Set task
Convert the stretch from the start of the data through the line containing "series-line-ar — [71, 130, 771, 334]" into a JSON list of strings, one string per line, leaving out blank lines.

*** Records shown ***

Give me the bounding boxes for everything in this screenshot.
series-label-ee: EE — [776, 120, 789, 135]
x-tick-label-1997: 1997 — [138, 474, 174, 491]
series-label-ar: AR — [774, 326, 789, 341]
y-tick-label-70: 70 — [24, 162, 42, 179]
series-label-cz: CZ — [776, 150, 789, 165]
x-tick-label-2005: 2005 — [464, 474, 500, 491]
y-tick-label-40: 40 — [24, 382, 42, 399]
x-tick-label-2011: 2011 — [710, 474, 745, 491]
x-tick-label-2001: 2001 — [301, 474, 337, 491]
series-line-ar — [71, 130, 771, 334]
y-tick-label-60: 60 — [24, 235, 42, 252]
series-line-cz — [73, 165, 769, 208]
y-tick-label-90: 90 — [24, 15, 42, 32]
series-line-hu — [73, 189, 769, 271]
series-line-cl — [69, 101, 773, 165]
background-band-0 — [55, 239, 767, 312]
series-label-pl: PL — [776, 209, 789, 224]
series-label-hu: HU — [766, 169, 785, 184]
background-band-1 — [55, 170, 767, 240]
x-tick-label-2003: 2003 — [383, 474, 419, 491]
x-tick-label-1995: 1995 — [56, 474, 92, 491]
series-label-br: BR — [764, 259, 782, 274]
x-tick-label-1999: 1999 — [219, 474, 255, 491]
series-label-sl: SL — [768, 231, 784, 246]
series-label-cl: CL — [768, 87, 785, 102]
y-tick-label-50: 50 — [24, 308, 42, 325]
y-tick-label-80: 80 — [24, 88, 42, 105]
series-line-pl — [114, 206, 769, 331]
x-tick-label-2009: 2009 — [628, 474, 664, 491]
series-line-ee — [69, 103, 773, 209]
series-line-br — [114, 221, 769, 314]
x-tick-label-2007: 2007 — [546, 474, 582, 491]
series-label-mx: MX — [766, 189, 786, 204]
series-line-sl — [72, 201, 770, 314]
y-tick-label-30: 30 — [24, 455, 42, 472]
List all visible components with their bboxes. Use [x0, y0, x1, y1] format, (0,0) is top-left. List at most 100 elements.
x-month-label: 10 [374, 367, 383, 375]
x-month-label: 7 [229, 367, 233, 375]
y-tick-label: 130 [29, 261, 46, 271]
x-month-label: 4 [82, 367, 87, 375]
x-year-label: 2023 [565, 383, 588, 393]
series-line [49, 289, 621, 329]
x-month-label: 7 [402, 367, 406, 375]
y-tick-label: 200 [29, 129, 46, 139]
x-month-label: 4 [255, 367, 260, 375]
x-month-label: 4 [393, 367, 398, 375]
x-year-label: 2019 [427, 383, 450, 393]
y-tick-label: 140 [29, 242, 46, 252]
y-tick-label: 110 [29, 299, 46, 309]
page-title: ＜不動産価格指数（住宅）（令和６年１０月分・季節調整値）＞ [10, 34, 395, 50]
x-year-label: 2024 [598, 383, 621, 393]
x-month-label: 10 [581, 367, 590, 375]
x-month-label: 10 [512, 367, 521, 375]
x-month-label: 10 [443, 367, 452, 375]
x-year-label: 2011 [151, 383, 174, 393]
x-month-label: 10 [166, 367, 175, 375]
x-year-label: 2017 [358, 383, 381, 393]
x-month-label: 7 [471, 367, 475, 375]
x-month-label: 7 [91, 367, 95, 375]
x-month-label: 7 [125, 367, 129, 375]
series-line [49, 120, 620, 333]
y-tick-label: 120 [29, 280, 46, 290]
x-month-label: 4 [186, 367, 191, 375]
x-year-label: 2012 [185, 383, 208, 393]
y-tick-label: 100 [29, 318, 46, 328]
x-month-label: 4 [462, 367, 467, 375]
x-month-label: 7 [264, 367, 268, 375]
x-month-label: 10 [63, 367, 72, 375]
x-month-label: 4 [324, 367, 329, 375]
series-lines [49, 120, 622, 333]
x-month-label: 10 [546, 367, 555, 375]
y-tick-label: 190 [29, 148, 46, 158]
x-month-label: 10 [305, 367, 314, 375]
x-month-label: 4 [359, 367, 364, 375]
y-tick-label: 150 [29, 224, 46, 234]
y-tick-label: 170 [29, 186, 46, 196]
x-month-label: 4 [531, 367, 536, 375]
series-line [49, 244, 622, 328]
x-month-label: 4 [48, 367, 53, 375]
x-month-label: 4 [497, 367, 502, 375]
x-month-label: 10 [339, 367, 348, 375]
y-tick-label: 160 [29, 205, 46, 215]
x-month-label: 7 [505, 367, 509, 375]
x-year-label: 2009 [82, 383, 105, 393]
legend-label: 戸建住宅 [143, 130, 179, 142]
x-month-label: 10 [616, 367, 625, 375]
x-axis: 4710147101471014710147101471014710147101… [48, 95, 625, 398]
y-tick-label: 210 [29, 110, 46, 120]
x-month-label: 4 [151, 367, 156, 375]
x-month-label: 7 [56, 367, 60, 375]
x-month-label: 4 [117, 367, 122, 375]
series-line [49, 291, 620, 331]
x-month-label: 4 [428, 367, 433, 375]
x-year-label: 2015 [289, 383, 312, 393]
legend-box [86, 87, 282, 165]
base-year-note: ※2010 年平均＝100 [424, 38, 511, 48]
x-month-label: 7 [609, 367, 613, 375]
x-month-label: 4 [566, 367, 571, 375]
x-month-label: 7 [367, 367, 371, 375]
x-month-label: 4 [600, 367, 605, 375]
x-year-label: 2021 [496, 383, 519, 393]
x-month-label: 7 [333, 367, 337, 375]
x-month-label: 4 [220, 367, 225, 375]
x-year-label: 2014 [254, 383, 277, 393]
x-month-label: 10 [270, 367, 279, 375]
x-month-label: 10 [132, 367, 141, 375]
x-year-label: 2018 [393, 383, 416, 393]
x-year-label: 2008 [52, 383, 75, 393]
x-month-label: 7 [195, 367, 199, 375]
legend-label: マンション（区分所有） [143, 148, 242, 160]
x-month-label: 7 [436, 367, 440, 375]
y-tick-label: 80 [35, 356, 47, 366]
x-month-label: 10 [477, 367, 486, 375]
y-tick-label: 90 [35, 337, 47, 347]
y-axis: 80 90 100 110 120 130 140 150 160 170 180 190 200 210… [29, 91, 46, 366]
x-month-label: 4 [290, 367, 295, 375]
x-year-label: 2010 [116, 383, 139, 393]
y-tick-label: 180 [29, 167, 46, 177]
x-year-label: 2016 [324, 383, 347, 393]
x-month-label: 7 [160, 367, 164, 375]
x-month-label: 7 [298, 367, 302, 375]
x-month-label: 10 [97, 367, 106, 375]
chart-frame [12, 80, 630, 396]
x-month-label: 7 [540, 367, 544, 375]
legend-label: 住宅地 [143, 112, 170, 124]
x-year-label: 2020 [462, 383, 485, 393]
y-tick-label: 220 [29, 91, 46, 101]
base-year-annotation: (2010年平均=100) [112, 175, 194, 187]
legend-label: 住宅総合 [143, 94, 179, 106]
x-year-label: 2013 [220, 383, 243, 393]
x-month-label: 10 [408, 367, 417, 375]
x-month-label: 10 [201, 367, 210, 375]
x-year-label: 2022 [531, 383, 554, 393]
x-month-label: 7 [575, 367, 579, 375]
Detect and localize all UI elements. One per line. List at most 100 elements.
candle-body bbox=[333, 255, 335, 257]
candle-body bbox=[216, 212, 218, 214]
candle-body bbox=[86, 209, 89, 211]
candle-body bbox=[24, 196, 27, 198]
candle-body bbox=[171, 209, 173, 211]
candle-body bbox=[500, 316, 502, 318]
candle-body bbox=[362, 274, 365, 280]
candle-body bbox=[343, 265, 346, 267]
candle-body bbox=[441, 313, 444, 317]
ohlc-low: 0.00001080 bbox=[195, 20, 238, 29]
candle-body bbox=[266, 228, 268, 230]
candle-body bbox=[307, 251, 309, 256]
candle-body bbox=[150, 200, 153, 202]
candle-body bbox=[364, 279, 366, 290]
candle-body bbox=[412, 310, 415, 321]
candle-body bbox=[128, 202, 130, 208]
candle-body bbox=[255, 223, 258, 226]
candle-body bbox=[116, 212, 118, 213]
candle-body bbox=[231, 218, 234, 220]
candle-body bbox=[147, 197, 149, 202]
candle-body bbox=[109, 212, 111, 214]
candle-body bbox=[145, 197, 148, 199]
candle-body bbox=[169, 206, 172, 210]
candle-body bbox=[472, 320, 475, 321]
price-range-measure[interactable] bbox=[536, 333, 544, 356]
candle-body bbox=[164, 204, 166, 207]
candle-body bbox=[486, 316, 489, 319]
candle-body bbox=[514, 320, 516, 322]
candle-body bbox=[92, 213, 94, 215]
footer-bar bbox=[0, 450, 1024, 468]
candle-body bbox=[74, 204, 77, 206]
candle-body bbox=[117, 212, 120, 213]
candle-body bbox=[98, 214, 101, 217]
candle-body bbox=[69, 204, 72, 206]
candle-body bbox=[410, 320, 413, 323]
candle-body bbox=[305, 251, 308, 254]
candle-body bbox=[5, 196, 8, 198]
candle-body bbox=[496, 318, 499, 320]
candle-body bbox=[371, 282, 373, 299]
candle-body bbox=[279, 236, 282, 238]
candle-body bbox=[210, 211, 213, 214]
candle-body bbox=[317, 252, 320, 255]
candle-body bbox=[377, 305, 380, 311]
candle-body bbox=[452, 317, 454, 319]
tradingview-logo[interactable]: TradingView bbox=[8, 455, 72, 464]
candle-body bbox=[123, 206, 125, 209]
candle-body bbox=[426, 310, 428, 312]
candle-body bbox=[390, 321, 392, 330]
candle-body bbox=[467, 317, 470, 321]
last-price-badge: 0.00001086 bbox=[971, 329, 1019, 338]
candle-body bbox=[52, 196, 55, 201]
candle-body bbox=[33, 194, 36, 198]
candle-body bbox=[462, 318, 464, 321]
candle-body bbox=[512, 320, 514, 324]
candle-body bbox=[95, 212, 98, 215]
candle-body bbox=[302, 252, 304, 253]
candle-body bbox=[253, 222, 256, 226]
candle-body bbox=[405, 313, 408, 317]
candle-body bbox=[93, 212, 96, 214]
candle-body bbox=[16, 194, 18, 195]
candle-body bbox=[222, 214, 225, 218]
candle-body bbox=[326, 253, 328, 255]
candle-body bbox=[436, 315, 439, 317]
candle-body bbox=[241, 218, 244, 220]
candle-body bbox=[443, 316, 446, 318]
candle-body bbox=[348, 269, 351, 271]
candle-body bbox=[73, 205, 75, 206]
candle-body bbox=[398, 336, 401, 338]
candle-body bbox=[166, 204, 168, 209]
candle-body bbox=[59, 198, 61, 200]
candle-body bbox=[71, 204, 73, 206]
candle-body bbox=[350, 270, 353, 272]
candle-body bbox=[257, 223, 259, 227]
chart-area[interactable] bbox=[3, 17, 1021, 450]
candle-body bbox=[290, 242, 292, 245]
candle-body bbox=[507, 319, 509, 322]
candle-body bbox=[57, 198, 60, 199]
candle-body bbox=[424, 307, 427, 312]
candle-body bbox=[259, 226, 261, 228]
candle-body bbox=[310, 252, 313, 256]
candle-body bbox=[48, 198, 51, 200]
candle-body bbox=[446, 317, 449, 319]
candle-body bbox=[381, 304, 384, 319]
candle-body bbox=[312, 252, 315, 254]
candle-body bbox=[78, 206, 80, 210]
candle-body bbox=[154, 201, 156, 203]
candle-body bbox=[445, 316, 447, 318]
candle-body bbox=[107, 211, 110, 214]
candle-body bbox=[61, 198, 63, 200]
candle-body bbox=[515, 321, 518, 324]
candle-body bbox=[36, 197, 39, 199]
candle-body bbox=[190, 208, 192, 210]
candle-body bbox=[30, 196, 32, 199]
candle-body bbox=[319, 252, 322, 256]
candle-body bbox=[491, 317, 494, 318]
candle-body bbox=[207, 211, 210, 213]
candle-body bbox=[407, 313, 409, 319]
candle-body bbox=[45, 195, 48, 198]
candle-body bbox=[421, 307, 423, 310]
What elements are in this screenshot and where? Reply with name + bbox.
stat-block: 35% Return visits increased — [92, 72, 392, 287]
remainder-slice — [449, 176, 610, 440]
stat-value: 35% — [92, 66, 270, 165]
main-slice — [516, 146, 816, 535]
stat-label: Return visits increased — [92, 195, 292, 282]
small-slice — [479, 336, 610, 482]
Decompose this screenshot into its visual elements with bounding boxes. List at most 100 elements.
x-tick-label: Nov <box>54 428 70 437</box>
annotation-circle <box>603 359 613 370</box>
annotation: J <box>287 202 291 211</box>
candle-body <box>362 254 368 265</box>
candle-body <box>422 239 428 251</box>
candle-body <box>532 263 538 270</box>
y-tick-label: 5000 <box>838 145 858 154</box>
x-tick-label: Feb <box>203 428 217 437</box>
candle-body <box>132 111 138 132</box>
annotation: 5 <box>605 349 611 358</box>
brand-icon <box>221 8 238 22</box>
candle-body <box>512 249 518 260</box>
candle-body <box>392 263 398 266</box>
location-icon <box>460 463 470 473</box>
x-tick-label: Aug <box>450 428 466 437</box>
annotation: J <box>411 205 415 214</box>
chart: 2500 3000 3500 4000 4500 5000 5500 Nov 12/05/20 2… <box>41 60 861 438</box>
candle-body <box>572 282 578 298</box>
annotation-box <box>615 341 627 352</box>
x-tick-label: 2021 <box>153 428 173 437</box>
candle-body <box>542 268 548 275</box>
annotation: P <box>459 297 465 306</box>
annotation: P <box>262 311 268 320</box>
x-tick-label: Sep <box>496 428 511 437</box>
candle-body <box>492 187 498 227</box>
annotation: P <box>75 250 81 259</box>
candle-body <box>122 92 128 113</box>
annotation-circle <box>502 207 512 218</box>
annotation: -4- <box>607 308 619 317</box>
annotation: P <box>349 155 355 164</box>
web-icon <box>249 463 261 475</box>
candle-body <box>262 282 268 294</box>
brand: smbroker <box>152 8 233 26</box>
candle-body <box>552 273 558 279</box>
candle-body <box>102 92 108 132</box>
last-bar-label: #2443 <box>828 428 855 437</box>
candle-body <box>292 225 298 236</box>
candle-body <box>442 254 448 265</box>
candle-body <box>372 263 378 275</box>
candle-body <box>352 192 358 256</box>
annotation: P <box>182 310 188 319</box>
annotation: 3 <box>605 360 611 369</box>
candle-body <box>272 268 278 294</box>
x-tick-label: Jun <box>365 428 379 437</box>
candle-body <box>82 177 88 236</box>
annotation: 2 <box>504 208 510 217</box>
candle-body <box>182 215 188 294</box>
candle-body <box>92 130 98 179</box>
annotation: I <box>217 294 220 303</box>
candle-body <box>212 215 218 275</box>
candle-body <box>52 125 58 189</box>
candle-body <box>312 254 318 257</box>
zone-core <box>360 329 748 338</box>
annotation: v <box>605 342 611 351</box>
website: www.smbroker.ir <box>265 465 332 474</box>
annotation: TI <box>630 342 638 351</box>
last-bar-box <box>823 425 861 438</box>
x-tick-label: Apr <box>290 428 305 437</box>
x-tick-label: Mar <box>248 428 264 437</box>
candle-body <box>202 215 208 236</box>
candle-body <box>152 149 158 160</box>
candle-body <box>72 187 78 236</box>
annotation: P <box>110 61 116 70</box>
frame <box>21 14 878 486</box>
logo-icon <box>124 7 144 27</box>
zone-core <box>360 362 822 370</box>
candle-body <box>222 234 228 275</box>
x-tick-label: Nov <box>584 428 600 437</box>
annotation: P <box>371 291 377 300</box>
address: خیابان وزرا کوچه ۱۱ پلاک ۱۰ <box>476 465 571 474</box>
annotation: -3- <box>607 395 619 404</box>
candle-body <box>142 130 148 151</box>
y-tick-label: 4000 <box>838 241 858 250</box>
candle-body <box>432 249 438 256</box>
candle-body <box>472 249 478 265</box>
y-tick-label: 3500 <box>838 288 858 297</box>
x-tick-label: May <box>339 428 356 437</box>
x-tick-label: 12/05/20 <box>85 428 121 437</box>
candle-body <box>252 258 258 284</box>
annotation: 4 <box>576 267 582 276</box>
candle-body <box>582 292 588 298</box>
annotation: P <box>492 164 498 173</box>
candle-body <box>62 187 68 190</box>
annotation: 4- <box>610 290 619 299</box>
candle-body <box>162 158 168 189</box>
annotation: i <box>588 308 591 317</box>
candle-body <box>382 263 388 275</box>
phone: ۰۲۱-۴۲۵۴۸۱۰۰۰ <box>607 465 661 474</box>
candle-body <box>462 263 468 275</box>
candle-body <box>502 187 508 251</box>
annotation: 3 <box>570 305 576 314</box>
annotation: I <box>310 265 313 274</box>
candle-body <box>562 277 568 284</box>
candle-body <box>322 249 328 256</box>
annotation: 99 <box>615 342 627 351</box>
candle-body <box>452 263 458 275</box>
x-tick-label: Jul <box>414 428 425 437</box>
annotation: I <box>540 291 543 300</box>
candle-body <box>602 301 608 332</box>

***

Exercise solution
[
  "Give me the bounding boxes for everything in this screenshot.",
  "series-label-ee: EE — [776, 120, 789, 135]",
  "x-tick-label-1997: 1997 — [138, 474, 174, 491]",
  "series-label-ar: AR — [774, 326, 789, 341]",
  "y-tick-label-70: 70 — [24, 162, 42, 179]",
  "series-label-cz: CZ — [776, 150, 789, 165]",
  "x-tick-label-2005: 2005 — [464, 474, 500, 491]",
  "y-tick-label-40: 40 — [24, 382, 42, 399]",
  "x-tick-label-2011: 2011 — [710, 474, 745, 491]",
  "x-tick-label-2001: 2001 — [301, 474, 337, 491]",
  "series-line-ar — [71, 130, 771, 334]"
]